WORK REQUIRED =
Return all lines below containing the word "Competencia".

[Stored records]

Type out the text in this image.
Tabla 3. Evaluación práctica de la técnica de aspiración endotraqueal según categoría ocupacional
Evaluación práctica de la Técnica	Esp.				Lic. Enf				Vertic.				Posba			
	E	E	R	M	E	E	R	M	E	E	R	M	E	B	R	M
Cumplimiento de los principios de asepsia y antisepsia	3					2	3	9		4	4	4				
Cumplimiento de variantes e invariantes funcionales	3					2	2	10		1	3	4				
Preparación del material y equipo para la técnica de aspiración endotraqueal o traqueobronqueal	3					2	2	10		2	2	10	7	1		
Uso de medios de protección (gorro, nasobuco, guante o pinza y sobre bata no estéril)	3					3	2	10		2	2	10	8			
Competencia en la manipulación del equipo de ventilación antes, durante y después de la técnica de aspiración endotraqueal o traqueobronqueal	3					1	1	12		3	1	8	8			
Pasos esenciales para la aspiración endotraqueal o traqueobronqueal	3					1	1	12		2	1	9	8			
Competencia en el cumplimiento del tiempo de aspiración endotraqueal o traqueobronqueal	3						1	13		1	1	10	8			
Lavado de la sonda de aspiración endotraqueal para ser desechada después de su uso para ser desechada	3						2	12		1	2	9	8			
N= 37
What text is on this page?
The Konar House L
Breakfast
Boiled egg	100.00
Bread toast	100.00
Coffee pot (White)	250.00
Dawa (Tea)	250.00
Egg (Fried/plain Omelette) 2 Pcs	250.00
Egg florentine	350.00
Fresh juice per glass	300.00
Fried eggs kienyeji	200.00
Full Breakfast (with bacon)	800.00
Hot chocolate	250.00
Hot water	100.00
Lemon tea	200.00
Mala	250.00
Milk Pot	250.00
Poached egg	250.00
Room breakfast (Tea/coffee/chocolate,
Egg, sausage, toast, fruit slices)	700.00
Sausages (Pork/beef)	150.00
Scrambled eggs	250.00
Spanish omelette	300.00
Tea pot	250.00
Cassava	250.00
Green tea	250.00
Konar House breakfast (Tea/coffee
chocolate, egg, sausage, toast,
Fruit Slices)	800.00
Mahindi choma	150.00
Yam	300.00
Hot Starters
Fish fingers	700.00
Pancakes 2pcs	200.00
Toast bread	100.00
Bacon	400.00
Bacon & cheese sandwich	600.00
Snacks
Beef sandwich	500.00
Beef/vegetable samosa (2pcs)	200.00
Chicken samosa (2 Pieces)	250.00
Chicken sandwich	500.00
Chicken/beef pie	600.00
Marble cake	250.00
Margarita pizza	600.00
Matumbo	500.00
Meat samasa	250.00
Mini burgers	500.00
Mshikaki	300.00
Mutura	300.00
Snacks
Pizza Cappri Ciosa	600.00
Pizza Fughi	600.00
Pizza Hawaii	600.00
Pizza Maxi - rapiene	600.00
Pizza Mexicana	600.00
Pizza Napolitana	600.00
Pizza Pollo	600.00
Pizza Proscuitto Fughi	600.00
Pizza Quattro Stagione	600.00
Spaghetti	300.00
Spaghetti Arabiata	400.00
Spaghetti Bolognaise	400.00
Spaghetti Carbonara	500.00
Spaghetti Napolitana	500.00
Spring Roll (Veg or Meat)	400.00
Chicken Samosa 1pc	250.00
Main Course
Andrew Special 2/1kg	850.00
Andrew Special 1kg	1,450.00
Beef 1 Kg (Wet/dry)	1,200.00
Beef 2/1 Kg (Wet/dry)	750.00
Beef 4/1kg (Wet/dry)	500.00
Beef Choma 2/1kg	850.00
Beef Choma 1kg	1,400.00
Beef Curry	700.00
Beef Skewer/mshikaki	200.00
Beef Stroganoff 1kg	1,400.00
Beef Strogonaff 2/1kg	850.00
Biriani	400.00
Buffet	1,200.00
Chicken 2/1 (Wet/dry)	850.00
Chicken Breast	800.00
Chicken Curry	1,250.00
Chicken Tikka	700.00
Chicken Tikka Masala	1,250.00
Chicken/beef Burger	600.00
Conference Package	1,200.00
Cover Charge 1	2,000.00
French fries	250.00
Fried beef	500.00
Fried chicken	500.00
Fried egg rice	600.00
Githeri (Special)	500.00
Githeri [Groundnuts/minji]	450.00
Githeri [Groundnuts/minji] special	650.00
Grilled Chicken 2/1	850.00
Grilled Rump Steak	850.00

RESULT FOR THIS TASK =
Competencia en la manipulación del equipo de ventilación antes, durante y después de la técnica de aspiración endotraqueal o traqueobronqueal	3					1	1	12		3	1	8	8			
Competencia en el cumplimiento del tiempo de aspiración endotraqueal o traqueobronqueal	3						1	13		1	1	10	8			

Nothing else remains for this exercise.